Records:
= = = = =

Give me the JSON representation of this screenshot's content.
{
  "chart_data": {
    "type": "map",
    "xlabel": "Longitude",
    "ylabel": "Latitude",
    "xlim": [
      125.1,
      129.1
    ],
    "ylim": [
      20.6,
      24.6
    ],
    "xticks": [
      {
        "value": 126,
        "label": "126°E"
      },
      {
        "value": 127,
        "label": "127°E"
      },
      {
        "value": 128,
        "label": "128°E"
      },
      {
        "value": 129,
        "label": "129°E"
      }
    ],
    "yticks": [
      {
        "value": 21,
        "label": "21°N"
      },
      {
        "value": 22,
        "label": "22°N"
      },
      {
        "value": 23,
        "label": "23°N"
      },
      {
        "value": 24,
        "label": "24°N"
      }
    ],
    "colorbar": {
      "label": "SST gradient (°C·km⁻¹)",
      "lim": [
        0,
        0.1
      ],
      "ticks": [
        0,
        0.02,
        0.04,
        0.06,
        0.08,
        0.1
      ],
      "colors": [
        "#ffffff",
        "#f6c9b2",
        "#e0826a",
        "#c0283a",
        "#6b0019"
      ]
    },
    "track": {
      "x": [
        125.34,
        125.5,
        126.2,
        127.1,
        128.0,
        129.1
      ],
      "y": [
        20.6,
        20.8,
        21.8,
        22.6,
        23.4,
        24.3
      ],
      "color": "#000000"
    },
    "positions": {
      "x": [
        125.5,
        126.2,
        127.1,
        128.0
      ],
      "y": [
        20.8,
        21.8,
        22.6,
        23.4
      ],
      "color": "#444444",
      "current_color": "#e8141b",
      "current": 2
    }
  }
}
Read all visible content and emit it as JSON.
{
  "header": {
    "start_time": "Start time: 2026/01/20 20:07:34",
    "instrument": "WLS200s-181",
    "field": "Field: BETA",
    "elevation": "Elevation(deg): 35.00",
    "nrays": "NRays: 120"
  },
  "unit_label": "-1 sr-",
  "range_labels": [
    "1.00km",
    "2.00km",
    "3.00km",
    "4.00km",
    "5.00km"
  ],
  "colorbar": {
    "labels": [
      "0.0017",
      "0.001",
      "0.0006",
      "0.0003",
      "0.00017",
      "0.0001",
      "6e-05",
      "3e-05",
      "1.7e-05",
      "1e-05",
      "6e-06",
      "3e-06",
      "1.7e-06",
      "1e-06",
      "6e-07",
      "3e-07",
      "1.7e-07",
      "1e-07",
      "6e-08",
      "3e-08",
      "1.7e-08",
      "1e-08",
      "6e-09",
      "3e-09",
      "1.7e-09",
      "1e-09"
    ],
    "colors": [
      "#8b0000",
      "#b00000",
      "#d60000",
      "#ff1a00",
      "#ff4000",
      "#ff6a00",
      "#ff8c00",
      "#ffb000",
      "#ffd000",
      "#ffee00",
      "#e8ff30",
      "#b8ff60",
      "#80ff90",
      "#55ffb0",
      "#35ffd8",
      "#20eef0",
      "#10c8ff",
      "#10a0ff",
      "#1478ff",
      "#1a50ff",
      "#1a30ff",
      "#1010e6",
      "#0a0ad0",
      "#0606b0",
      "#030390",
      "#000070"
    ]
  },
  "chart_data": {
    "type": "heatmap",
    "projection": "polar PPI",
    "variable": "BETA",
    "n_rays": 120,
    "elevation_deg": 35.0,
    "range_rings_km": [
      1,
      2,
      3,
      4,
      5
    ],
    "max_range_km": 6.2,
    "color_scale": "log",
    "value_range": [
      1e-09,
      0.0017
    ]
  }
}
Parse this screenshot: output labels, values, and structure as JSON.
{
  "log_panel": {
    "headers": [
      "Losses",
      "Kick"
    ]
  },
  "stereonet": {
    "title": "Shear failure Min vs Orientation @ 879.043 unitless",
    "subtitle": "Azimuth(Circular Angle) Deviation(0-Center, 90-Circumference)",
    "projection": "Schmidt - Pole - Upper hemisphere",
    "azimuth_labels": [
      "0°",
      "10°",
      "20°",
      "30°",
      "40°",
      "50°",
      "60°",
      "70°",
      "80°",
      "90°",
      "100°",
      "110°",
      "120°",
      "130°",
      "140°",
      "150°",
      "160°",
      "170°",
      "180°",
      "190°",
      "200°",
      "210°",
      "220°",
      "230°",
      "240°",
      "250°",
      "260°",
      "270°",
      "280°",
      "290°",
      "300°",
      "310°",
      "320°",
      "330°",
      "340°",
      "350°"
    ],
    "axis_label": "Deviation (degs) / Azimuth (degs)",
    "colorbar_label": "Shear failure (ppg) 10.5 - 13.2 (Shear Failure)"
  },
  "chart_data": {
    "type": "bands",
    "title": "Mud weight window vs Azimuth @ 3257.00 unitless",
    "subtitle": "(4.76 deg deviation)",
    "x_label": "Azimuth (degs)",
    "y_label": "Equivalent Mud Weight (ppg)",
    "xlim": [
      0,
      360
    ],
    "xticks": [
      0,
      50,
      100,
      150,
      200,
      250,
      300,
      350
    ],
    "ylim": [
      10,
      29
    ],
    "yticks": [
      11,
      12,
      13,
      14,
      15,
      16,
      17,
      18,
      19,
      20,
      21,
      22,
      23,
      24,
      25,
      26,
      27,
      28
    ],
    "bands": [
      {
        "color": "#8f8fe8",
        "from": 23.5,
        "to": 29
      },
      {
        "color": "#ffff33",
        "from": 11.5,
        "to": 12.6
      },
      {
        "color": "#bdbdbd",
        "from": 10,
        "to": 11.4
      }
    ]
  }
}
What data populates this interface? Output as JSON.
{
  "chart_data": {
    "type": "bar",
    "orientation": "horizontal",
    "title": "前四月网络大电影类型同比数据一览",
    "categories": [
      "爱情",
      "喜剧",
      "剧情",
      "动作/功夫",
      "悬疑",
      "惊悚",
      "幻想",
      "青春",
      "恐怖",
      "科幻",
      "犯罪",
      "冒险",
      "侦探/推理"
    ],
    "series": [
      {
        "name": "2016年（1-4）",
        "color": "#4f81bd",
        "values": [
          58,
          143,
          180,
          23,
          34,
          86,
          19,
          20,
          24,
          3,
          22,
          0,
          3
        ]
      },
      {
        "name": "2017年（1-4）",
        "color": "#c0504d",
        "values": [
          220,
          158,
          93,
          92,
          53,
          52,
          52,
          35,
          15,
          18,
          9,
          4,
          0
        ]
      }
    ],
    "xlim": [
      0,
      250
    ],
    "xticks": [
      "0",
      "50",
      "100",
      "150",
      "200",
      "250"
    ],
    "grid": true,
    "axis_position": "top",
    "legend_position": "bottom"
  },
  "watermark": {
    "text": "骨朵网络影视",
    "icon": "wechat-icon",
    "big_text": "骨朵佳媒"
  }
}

= = = = =

## Goal
Pull out each record as written and restate it exactly.

## The reply
Give me the JSON representation of this screenshot's content.
{
  "chart_data": {
    "type": "map",
    "xlabel": "Longitude",
    "ylabel": "Latitude",
    "xlim": [
      125.1,
      129.1
    ],
    "ylim": [
      20.6,
      24.6
    ],
    "xticks": [
      {
        "value": 126,
        "label": "126°E"
      },
      {
        "value": 127,
        "label": "127°E"
      },
      {
        "value": 128,
        "label": "128°E"
      },
      {
        "value": 129,
        "label": "129°E"
      }
    ],
    "yticks": [
      {
        "value": 21,
        "label": "21°N"
      },
      {
        "value": 22,
        "label": "22°N"
      },
      {
        "value": 23,
        "label": "23°N"
      },
      {
        "value": 24,
        "label": "24°N"
      }
    ],
    "colorbar": {
      "label": "SST gradient (°C·km⁻¹)",
      "lim": [
        0,
        0.1
      ],
      "ticks": [
        0,
        0.02,
        0.04,
        0.06,
        0.08,
        0.1
      ],
      "colors": [
        "#ffffff",
        "#f6c9b2",
        "#e0826a",
        "#c0283a",
        "#6b0019"
      ]
    },
    "track": {
      "x": [
        125.34,
        125.5,
        126.2,
        127.1,
        128.0,
        129.1
      ],
      "y": [
        20.6,
        20.8,
        21.8,
        22.6,
        23.4,
        24.3
      ],
      "color": "#000000"
    },
    "positions": {
      "x": [
        125.5,
        126.2,
        127.1,
        128.0
      ],
      "y": [
        20.8,
        21.8,
        22.6,
        23.4
      ],
      "color": "#444444",
      "current_color": "#e8141b",
      "current": 2
    }
  }
}
Read all visible content and emit it as JSON.
{
  "header": {
    "start_time": "Start time: 2026/01/20 20:07:34",
    "instrument": "WLS200s-181",
    "field": "Field: BETA",
    "elevation": "Elevation(deg): 35.00",
    "nrays": "NRays: 120"
  },
  "unit_label": "-1 sr-",
  "range_labels": [
    "1.00km",
    "2.00km",
    "3.00km",
    "4.00km",
    "5.00km"
  ],
  "colorbar": {
    "labels": [
      "0.0017",
      "0.001",
      "0.0006",
      "0.0003",
      "0.00017",
      "0.0001",
      "6e-05",
      "3e-05",
      "1.7e-05",
      "1e-05",
      "6e-06",
      "3e-06",
      "1.7e-06",
      "1e-06",
      "6e-07",
      "3e-07",
      "1.7e-07",
      "1e-07",
      "6e-08",
      "3e-08",
      "1.7e-08",
      "1e-08",
      "6e-09",
      "3e-09",
      "1.7e-09",
      "1e-09"
    ],
    "colors": [
      "#8b0000",
      "#b00000",
      "#d60000",
      "#ff1a00",
      "#ff4000",
      "#ff6a00",
      "#ff8c00",
      "#ffb000",
      "#ffd000",
      "#ffee00",
      "#e8ff30",
      "#b8ff60",
      "#80ff90",
      "#55ffb0",
      "#35ffd8",
      "#20eef0",
      "#10c8ff",
      "#10a0ff",
      "#1478ff",
      "#1a50ff",
      "#1a30ff",
      "#1010e6",
      "#0a0ad0",
      "#0606b0",
      "#030390",
      "#000070"
    ]
  },
  "chart_data": {
    "type": "heatmap",
    "projection": "polar PPI",
    "variable": "BETA",
    "n_rays": 120,
    "elevation_deg": 35.0,
    "range_rings_km": [
      1,
      2,
      3,
      4,
      5
    ],
    "max_range_km": 6.2,
    "color_scale": "log",
    "value_range": [
      1e-09,
      0.0017
    ]
  }
}
Parse this screenshot: output labels, values, and structure as JSON.
{
  "log_panel": {
    "headers": [
      "Losses",
      "Kick"
    ]
  },
  "stereonet": {
    "title": "Shear failure Min vs Orientation @ 879.043 unitless",
    "subtitle": "Azimuth(Circular Angle) Deviation(0-Center, 90-Circumference)",
    "projection": "Schmidt - Pole - Upper hemisphere",
    "azimuth_labels": [
      "0°",
      "10°",
      "20°",
      "30°",
      "40°",
      "50°",
      "60°",
      "70°",
      "80°",
      "90°",
      "100°",
      "110°",
      "120°",
      "130°",
      "140°",
      "150°",
      "160°",
      "170°",
      "180°",
      "190°",
      "200°",
      "210°",
      "220°",
      "230°",
      "240°",
      "250°",
      "260°",
      "270°",
      "280°",
      "290°",
      "300°",
      "310°",
      "320°",
      "330°",
      "340°",
      "350°"
    ],
    "axis_label": "Deviation (degs) / Azimuth (degs)",
    "colorbar_label": "Shear failure (ppg) 10.5 - 13.2 (Shear Failure)"
  },
  "chart_data": {
    "type": "bands",
    "title": "Mud weight window vs Azimuth @ 3257.00 unitless",
    "subtitle": "(4.76 deg deviation)",
    "x_label": "Azimuth (degs)",
    "y_label": "Equivalent Mud Weight (ppg)",
    "xlim": [
      0,
      360
    ],
    "xticks": [
      0,
      50,
      100,
      150,
      200,
      250,
      300,
      350
    ],
    "ylim": [
      10,
      29
    ],
    "yticks": [
      11,
      12,
      13,
      14,
      15,
      16,
      17,
      18,
      19,
      20,
      21,
      22,
      23,
      24,
      25,
      26,
      27,
      28
    ],
    "bands": [
      {
        "color": "#8f8fe8",
        "from": 23.5,
        "to": 29
      },
      {
        "color": "#ffff33",
        "from": 11.5,
        "to": 12.6
      },
      {
        "color": "#bdbdbd",
        "from": 10,
        "to": 11.4
      }
    ]
  }
}
What data populates this interface? Output as JSON.
{
  "chart_data": {
    "type": "bar",
    "orientation": "horizontal",
    "title": "前四月网络大电影类型同比数据一览",
    "categories": [
      "爱情",
      "喜剧",
      "剧情",
      "动作/功夫",
      "悬疑",
      "惊悚",
      "幻想",
      "青春",
      "恐怖",
      "科幻",
      "犯罪",
      "冒险",
      "侦探/推理"
    ],
    "series": [
      {
        "name": "2016年（1-4）",
        "color": "#4f81bd",
        "values": [
          58,
          143,
          180,
          23,
          34,
          86,
          19,
          20,
          24,
          3,
          22,
          0,
          3
        ]
      },
      {
        "name": "2017年（1-4）",
        "color": "#c0504d",
        "values": [
          220,
          158,
          93,
          92,
          53,
          52,
          52,
          35,
          15,
          18,
          9,
          4,
          0
        ]
      }
    ],
    "xlim": [
      0,
      250
    ],
    "xticks": [
      "0",
      "50",
      "100",
      "150",
      "200",
      "250"
    ],
    "grid": true,
    "axis_position": "top",
    "legend_position": "bottom"
  },
  "watermark": {
    "text": "骨朵网络影视",
    "icon": "wechat-icon",
    "big_text": "骨朵佳媒"
  }
}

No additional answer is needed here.